### REQUIRED TASK:
Rewrite every line of the items below as a JSON list of strings, with one string per line and no blank lines. Leave the pictures out.

Items stored from a collection
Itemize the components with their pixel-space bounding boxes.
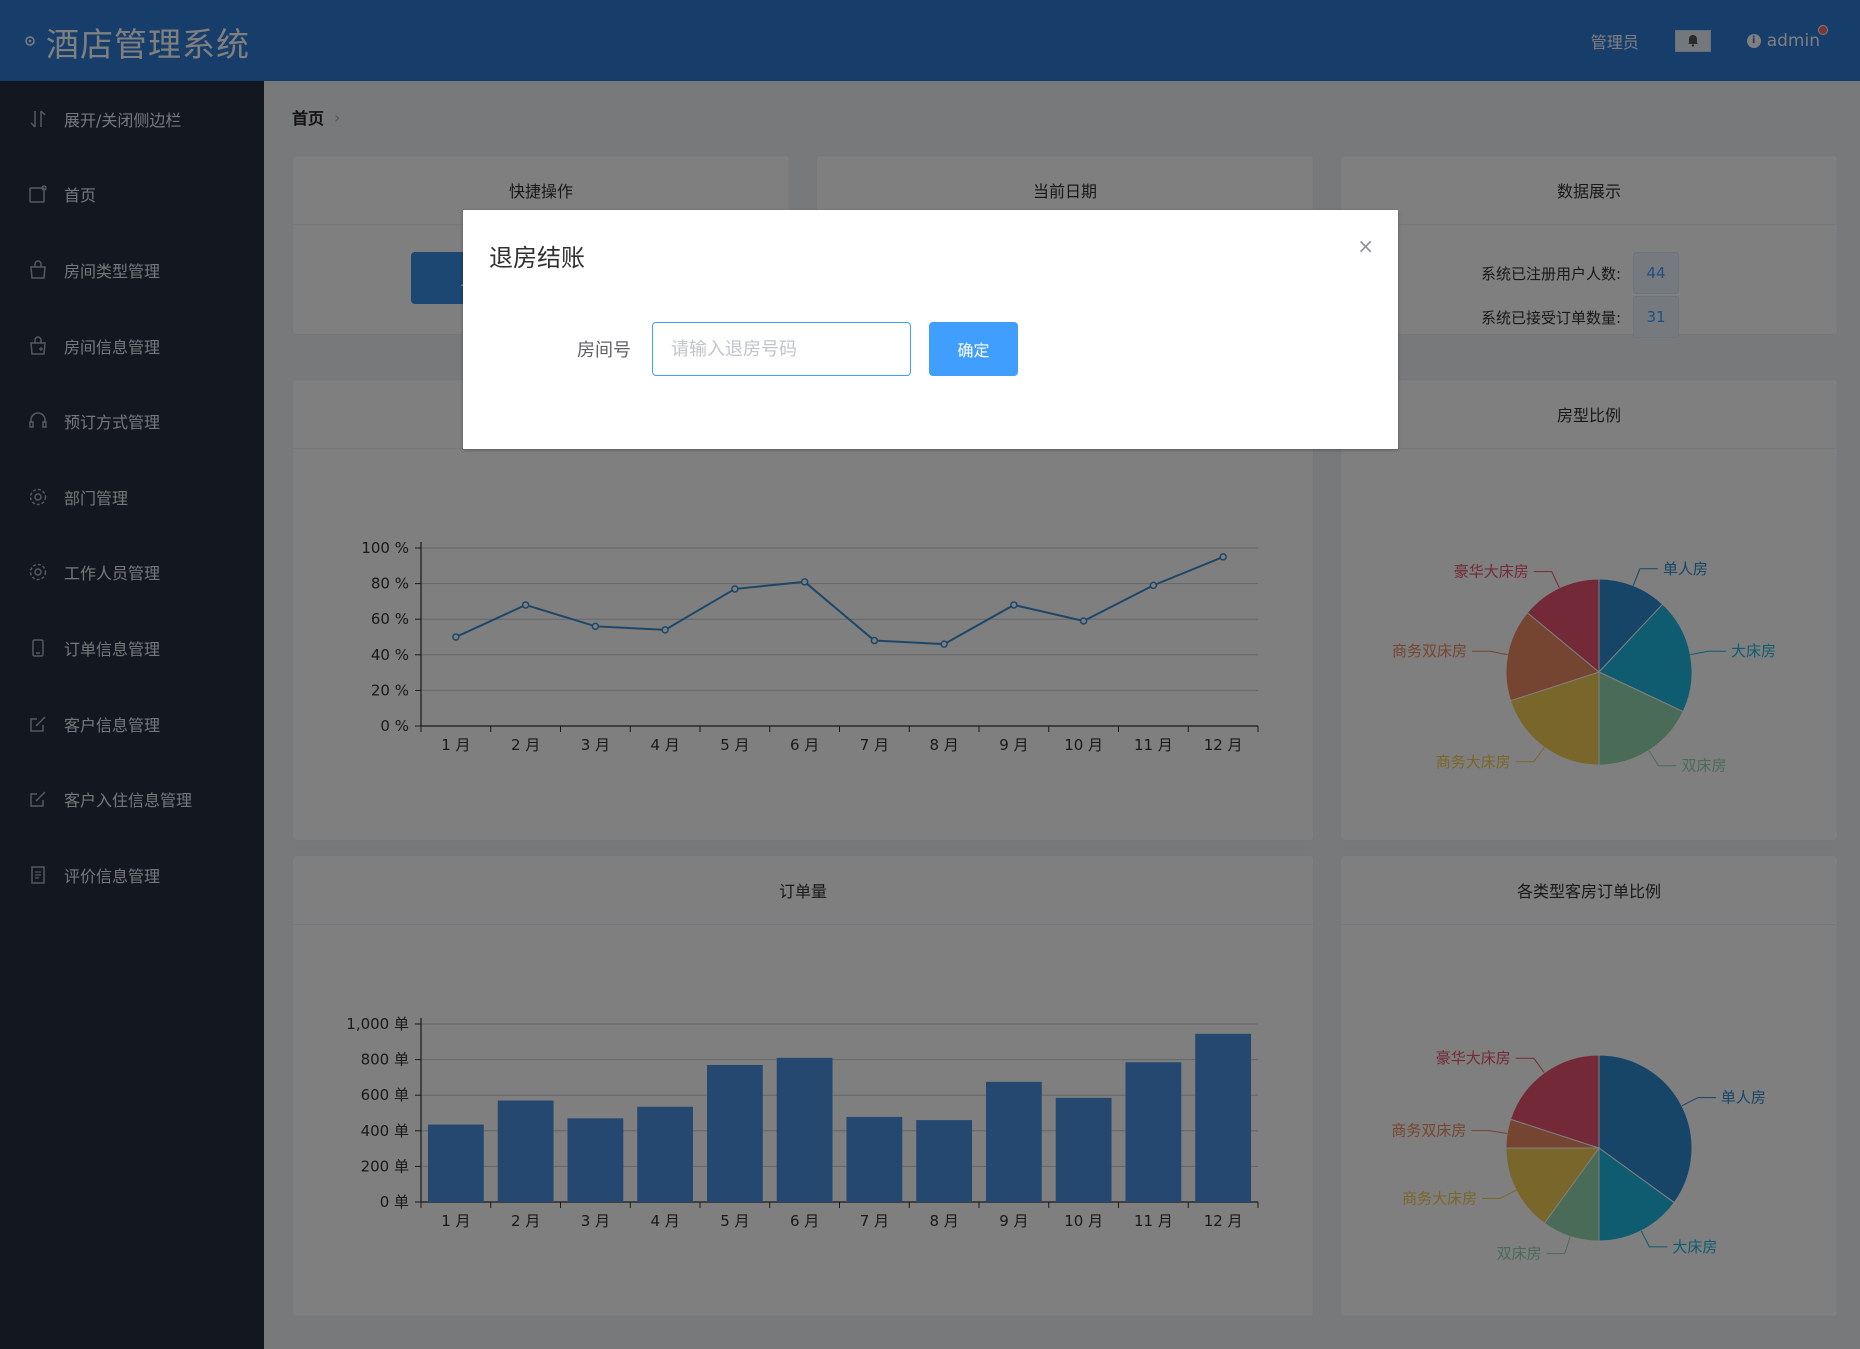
room-number-label: 房间号: [577, 340, 631, 361]
confirm-button[interactable]: 确定: [929, 322, 1018, 376]
room-number-input[interactable]: [652, 322, 911, 376]
checkout-dialog: 退房结账 × 房间号 确定: [463, 210, 1398, 449]
modal-overlay[interactable]: [0, 0, 1860, 1349]
dialog-title: 退房结账: [489, 244, 585, 272]
close-icon[interactable]: ×: [1357, 234, 1374, 258]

### THE COMPLETED TASK:
[
  "Itemize the components with their pixel-space bounding boxes.",
  "room-number-label: 房间号: [577, 340, 631, 361]",
  "confirm-button[interactable]: 确定: [929, 322, 1018, 376]",
  "room-number-input[interactable]: [652, 322, 911, 376]",
  "checkout-dialog: 退房结账 × 房间号 确定: [463, 210, 1398, 449]",
  "modal-overlay[interactable]: [0, 0, 1860, 1349]",
  "dialog-title: 退房结账: [489, 244, 585, 272]",
  "close-icon[interactable]: ×: [1357, 234, 1374, 258]"
]